Description of the task >> State the number of lines that contain the word "Panel", and add nothing else.

(Stored data)
***
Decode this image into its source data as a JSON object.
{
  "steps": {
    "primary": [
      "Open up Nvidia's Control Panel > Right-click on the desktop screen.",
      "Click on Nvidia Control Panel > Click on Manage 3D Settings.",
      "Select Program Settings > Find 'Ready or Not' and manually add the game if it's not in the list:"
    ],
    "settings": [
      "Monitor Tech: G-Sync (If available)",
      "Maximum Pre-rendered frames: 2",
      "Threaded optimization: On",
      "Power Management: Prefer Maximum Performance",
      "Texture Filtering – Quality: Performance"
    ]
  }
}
***
Solved problem >> 2